[Start]
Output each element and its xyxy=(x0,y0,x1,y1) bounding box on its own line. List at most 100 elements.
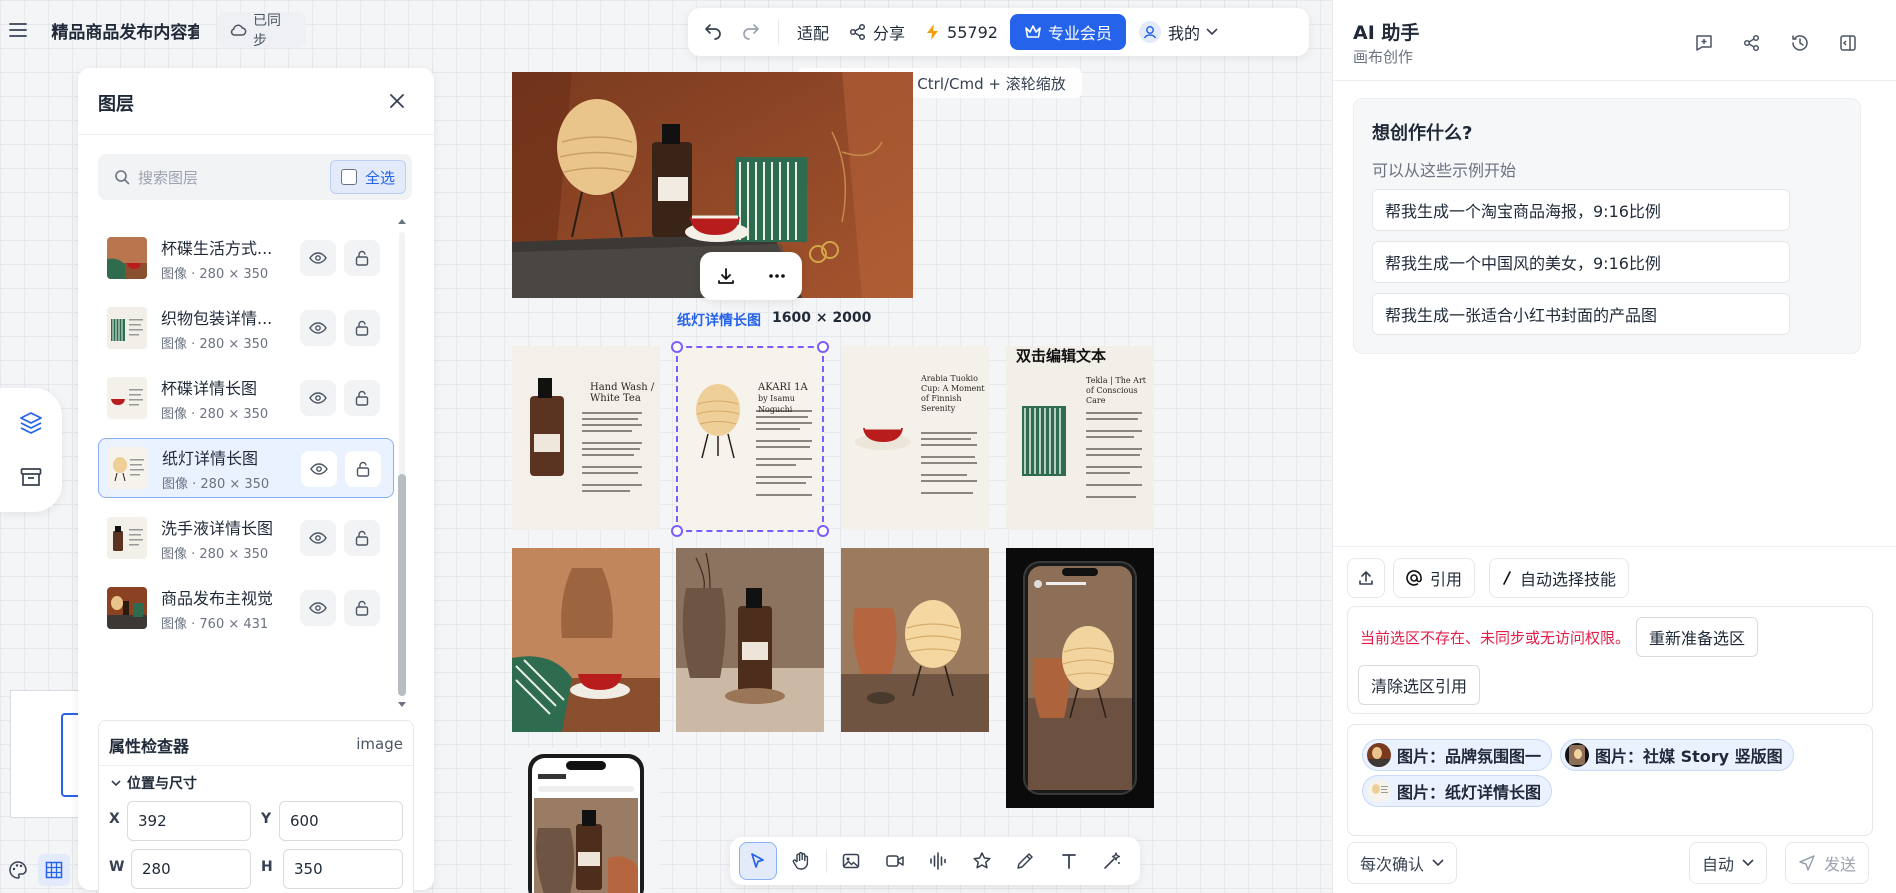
visibility-toggle[interactable] xyxy=(300,310,336,346)
reference-chip[interactable]: 图片：社媒 Story 竖版图 xyxy=(1560,739,1794,771)
select-tool[interactable] xyxy=(738,842,777,880)
hamburger-icon[interactable] xyxy=(0,12,35,48)
shape-tool[interactable] xyxy=(963,842,1001,880)
layer-item[interactable]: 杯碟生活方式... 图像 · 280 × 350 xyxy=(98,228,394,288)
lock-toggle[interactable] xyxy=(344,590,380,626)
layer-item[interactable]: 杯碟详情长图 图像 · 280 × 350 xyxy=(98,368,394,428)
resize-handle-bottom-left[interactable] xyxy=(671,525,683,537)
canvas-image-textile-detail[interactable]: Tekla | The Art of Conscious Care xyxy=(1006,346,1154,530)
canvas-image-instagram-post[interactable] xyxy=(512,748,660,893)
height-input[interactable]: 350 xyxy=(283,849,403,889)
lock-toggle[interactable] xyxy=(344,310,380,346)
history-icon[interactable] xyxy=(1783,26,1817,60)
pen-tool[interactable] xyxy=(1006,842,1044,880)
skill-select-button[interactable]: 自动选择技能 xyxy=(1489,558,1630,598)
collapse-panel-icon[interactable] xyxy=(1831,26,1865,60)
layer-list-scrollbar[interactable] xyxy=(396,218,408,710)
lock-toggle[interactable] xyxy=(344,380,380,416)
layer-item-selected[interactable]: 纸灯详情长图 图像 · 280 × 350 xyxy=(98,438,394,498)
archive-icon[interactable] xyxy=(14,460,48,494)
canvas-image-cup-detail[interactable]: Arabia Tuokio Cup: A Moment of Finnish S… xyxy=(841,346,989,530)
more-icon[interactable] xyxy=(768,273,786,279)
confirm-mode-select[interactable]: 每次确认 xyxy=(1347,842,1458,884)
credits-button[interactable]: 55792 xyxy=(917,14,1006,50)
new-chat-icon[interactable] xyxy=(1687,26,1721,60)
layer-search-field[interactable]: 搜索图层 全选 xyxy=(98,154,412,200)
grid-icon[interactable] xyxy=(38,854,70,886)
layers-panel: 图层 搜索图层 全选 杯碟生活方式... 图像 · 280 × 350 织物包装详… xyxy=(78,68,434,893)
canvas-image-lamp-lifestyle[interactable] xyxy=(841,548,989,732)
resize-handle-top-right[interactable] xyxy=(817,341,829,353)
lock-toggle[interactable] xyxy=(344,240,380,276)
resize-handle-top-left[interactable] xyxy=(671,341,683,353)
resize-handle-bottom-right[interactable] xyxy=(817,525,829,537)
layer-item[interactable]: 洗手液详情长图 图像 · 280 × 350 xyxy=(98,508,394,568)
lock-toggle[interactable] xyxy=(344,520,380,556)
position-size-section-toggle[interactable]: 位置与尺寸 xyxy=(111,773,197,793)
model-mode-select[interactable]: 自动 xyxy=(1689,842,1768,884)
select-all-checkbox[interactable] xyxy=(340,169,357,185)
visibility-toggle[interactable] xyxy=(300,520,336,556)
scroll-down-icon[interactable] xyxy=(398,702,406,708)
selection-warning-box: 当前选区不存在、未同步或无访问权限。 重新准备选区 清除选区引用 xyxy=(1347,606,1873,714)
download-icon[interactable] xyxy=(716,266,736,286)
video-tool[interactable] xyxy=(876,842,914,880)
visibility-toggle[interactable] xyxy=(300,240,336,276)
quote-button[interactable]: 引用 xyxy=(1393,558,1476,598)
visibility-toggle[interactable] xyxy=(301,451,337,487)
clear-selection-reference-button[interactable]: 清除选区引用 xyxy=(1358,665,1481,705)
layer-search-placeholder: 搜索图层 xyxy=(138,168,199,187)
layer-thumbnail xyxy=(107,237,147,279)
canvas-image-handwash-detail[interactable]: Hand Wash / White Tea xyxy=(512,346,660,530)
x-input[interactable]: 392 xyxy=(127,801,251,841)
prompt-suggestion[interactable]: 帮我生成一个淘宝商品海报，9:16比例 xyxy=(1372,189,1790,231)
selection-frame[interactable] xyxy=(671,341,829,537)
share-label: 分享 xyxy=(873,24,906,43)
hand-tool[interactable] xyxy=(782,842,820,880)
palette-icon[interactable] xyxy=(8,860,28,880)
canvas-image-story-vertical[interactable] xyxy=(1006,548,1154,808)
select-all-button[interactable]: 全选 xyxy=(329,160,406,194)
y-input[interactable]: 600 xyxy=(279,801,403,841)
canvas-image-cup-lifestyle[interactable] xyxy=(512,548,660,732)
share-button[interactable]: 分享 xyxy=(841,14,913,50)
text-tool[interactable] xyxy=(1050,842,1088,880)
visibility-toggle[interactable] xyxy=(300,380,336,416)
scroll-up-icon[interactable] xyxy=(398,218,406,224)
canvas-image-handwash-lifestyle[interactable] xyxy=(676,548,824,732)
vip-button[interactable]: 专业会员 xyxy=(1009,14,1126,50)
fit-button[interactable]: 适配 xyxy=(789,14,837,50)
lock-toggle[interactable] xyxy=(345,451,381,487)
scrollbar-thumb[interactable] xyxy=(398,474,406,696)
profile-button[interactable]: 我的 xyxy=(1130,14,1226,50)
reference-chip[interactable]: 图片：品牌氛围图一 xyxy=(1362,739,1553,771)
width-input[interactable]: 280 xyxy=(131,849,251,889)
layer-item[interactable]: 织物包装详情... 图像 · 280 × 350 xyxy=(98,298,394,358)
reference-thumbnail xyxy=(1367,779,1391,803)
redo-button[interactable] xyxy=(734,14,768,50)
magic-wand-icon xyxy=(1102,851,1122,871)
sync-status-badge[interactable]: 已同步 xyxy=(217,12,306,49)
ai-magic-tool[interactable] xyxy=(1093,842,1131,880)
visibility-toggle[interactable] xyxy=(300,590,336,626)
image-tool[interactable] xyxy=(832,842,870,880)
prompt-suggestion[interactable]: 帮我生成一个中国风的美女，9:16比例 xyxy=(1372,241,1790,283)
close-icon[interactable] xyxy=(380,84,414,118)
layer-thumbnail xyxy=(107,377,147,419)
reference-chips-box[interactable]: 图片：品牌氛围图一 图片：社媒 Story 竖版图 图片：纸灯详情长图 xyxy=(1347,724,1873,836)
send-button[interactable]: 发送 xyxy=(1785,842,1870,884)
reference-chip[interactable]: 图片：纸灯详情长图 xyxy=(1362,775,1553,807)
toolbar-divider xyxy=(825,849,827,873)
reprepare-selection-button[interactable]: 重新准备选区 xyxy=(1636,617,1759,657)
upload-button[interactable] xyxy=(1347,558,1385,598)
slash-icon xyxy=(1502,570,1512,586)
prompt-suggestion[interactable]: 帮我生成一张适合小红书封面的产品图 xyxy=(1372,293,1790,335)
audio-tool[interactable] xyxy=(919,842,957,880)
share-icon[interactable] xyxy=(1735,26,1769,60)
layers-icon[interactable] xyxy=(14,406,48,440)
undo-button[interactable] xyxy=(696,14,730,50)
chevron-down-icon xyxy=(111,779,121,787)
layer-item[interactable]: 商品发布主视觉 图像 · 760 × 431 xyxy=(98,578,394,638)
document-title[interactable]: 精品商品发布内容套 xyxy=(51,18,199,43)
minimap[interactable] xyxy=(10,690,85,818)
[End]
§ **What to do**
Return the items above line for line without any changes, leaving out the pictures.

§ **Written reply**
Output each element and its xyxy=(x0,y0,x1,y1) bounding box on its own line. List at most 100 elements.
visibility-toggle[interactable] xyxy=(300,310,336,346)
reference-chip[interactable]: 图片：社媒 Story 竖版图 xyxy=(1560,739,1794,771)
select-tool[interactable] xyxy=(738,842,777,880)
hamburger-icon[interactable] xyxy=(0,12,35,48)
shape-tool[interactable] xyxy=(963,842,1001,880)
layer-item[interactable]: 杯碟生活方式... 图像 · 280 × 350 xyxy=(98,228,394,288)
lock-toggle[interactable] xyxy=(344,590,380,626)
layer-item[interactable]: 杯碟详情长图 图像 · 280 × 350 xyxy=(98,368,394,428)
resize-handle-bottom-left[interactable] xyxy=(671,525,683,537)
canvas-image-textile-detail[interactable]: Tekla | The Art of Conscious Care xyxy=(1006,346,1154,530)
canvas-image-instagram-post[interactable] xyxy=(512,748,660,893)
height-input[interactable]: 350 xyxy=(283,849,403,889)
lock-toggle[interactable] xyxy=(344,310,380,346)
history-icon[interactable] xyxy=(1783,26,1817,60)
pen-tool[interactable] xyxy=(1006,842,1044,880)
skill-select-button[interactable]: 自动选择技能 xyxy=(1489,558,1630,598)
collapse-panel-icon[interactable] xyxy=(1831,26,1865,60)
layer-list-scrollbar[interactable] xyxy=(396,218,408,710)
lock-toggle[interactable] xyxy=(344,380,380,416)
layer-item-selected[interactable]: 纸灯详情长图 图像 · 280 × 350 xyxy=(98,438,394,498)
archive-icon[interactable] xyxy=(14,460,48,494)
canvas-image-cup-detail[interactable]: Arabia Tuokio Cup: A Moment of Finnish S… xyxy=(841,346,989,530)
more-icon[interactable] xyxy=(768,273,786,279)
confirm-mode-select[interactable]: 每次确认 xyxy=(1347,842,1458,884)
credits-button[interactable]: 55792 xyxy=(917,14,1006,50)
new-chat-icon[interactable] xyxy=(1687,26,1721,60)
layer-search-field[interactable]: 搜索图层 全选 xyxy=(98,154,412,200)
grid-icon[interactable] xyxy=(38,854,70,886)
layers-panel: 图层 搜索图层 全选 杯碟生活方式... 图像 · 280 × 350 织物包装详… xyxy=(78,68,434,893)
canvas-image-lamp-lifestyle[interactable] xyxy=(841,548,989,732)
resize-handle-top-right[interactable] xyxy=(817,341,829,353)
lock-toggle[interactable] xyxy=(344,240,380,276)
resize-handle-top-left[interactable] xyxy=(671,341,683,353)
resize-handle-bottom-right[interactable] xyxy=(817,525,829,537)
layer-item[interactable]: 洗手液详情长图 图像 · 280 × 350 xyxy=(98,508,394,568)
lock-toggle[interactable] xyxy=(344,520,380,556)
position-size-section-toggle[interactable]: 位置与尺寸 xyxy=(111,773,197,793)
model-mode-select[interactable]: 自动 xyxy=(1689,842,1768,884)
select-all-checkbox[interactable] xyxy=(340,169,357,185)
visibility-toggle[interactable] xyxy=(300,520,336,556)
scroll-down-icon[interactable] xyxy=(398,702,406,708)
selection-warning-box: 当前选区不存在、未同步或无访问权限。 重新准备选区 清除选区引用 xyxy=(1347,606,1873,714)
download-icon[interactable] xyxy=(716,266,736,286)
video-tool[interactable] xyxy=(876,842,914,880)
visibility-toggle[interactable] xyxy=(300,240,336,276)
quote-button[interactable]: 引用 xyxy=(1393,558,1476,598)
visibility-toggle[interactable] xyxy=(301,451,337,487)
clear-selection-reference-button[interactable]: 清除选区引用 xyxy=(1358,665,1481,705)
layer-search-placeholder: 搜索图层 xyxy=(138,168,199,187)
layer-thumbnail xyxy=(107,237,147,279)
canvas-image-handwash-detail[interactable]: Hand Wash / White Tea xyxy=(512,346,660,530)
x-input[interactable]: 392 xyxy=(127,801,251,841)
prompt-suggestion[interactable]: 帮我生成一个淘宝商品海报，9:16比例 xyxy=(1372,189,1790,231)
selection-frame[interactable] xyxy=(671,341,829,537)
share-label: 分享 xyxy=(873,24,906,43)
hand-tool[interactable] xyxy=(782,842,820,880)
palette-icon[interactable] xyxy=(8,860,28,880)
canvas-image-story-vertical[interactable] xyxy=(1006,548,1154,808)
select-all-button[interactable]: 全选 xyxy=(329,160,406,194)
y-input[interactable]: 600 xyxy=(279,801,403,841)
canvas-image-cup-lifestyle[interactable] xyxy=(512,548,660,732)
share-button[interactable]: 分享 xyxy=(841,14,913,50)
text-tool[interactable] xyxy=(1050,842,1088,880)
visibility-toggle[interactable] xyxy=(300,380,336,416)
scroll-up-icon[interactable] xyxy=(398,218,406,224)
canvas-image-handwash-lifestyle[interactable] xyxy=(676,548,824,732)
vip-button[interactable]: 专业会员 xyxy=(1009,14,1126,50)
fit-button[interactable]: 适配 xyxy=(789,14,837,50)
lock-toggle[interactable] xyxy=(345,451,381,487)
scrollbar-thumb[interactable] xyxy=(398,474,406,696)
profile-button[interactable]: 我的 xyxy=(1130,14,1226,50)
reference-chip[interactable]: 图片：品牌氛围图一 xyxy=(1362,739,1553,771)
width-input[interactable]: 280 xyxy=(131,849,251,889)
layer-item[interactable]: 织物包装详情... 图像 · 280 × 350 xyxy=(98,298,394,358)
reference-thumbnail xyxy=(1367,779,1391,803)
redo-button[interactable] xyxy=(734,14,768,50)
magic-wand-icon xyxy=(1102,851,1122,871)
sync-status-badge[interactable]: 已同步 xyxy=(217,12,306,49)
ai-magic-tool[interactable] xyxy=(1093,842,1131,880)
visibility-toggle[interactable] xyxy=(300,590,336,626)
image-tool[interactable] xyxy=(832,842,870,880)
prompt-suggestion[interactable]: 帮我生成一个中国风的美女，9:16比例 xyxy=(1372,241,1790,283)
close-icon[interactable] xyxy=(380,84,414,118)
layer-thumbnail xyxy=(107,377,147,419)
reference-chips-box[interactable]: 图片：品牌氛围图一 图片：社媒 Story 竖版图 图片：纸灯详情长图 xyxy=(1347,724,1873,836)
send-button[interactable]: 发送 xyxy=(1785,842,1870,884)
reference-chip[interactable]: 图片：纸灯详情长图 xyxy=(1362,775,1553,807)
toolbar-divider xyxy=(825,849,827,873)
reprepare-selection-button[interactable]: 重新准备选区 xyxy=(1636,617,1759,657)
upload-button[interactable] xyxy=(1347,558,1385,598)
slash-icon xyxy=(1502,570,1512,586)
prompt-suggestion[interactable]: 帮我生成一张适合小红书封面的产品图 xyxy=(1372,293,1790,335)
audio-tool[interactable] xyxy=(919,842,957,880)
share-icon[interactable] xyxy=(1735,26,1769,60)
layers-icon[interactable] xyxy=(14,406,48,440)
undo-button[interactable] xyxy=(696,14,730,50)
chevron-down-icon xyxy=(111,779,121,787)
layer-item[interactable]: 商品发布主视觉 图像 · 760 × 431 xyxy=(98,578,394,638)
document-title[interactable]: 精品商品发布内容套 xyxy=(51,18,199,43)
minimap[interactable] xyxy=(10,690,85,818)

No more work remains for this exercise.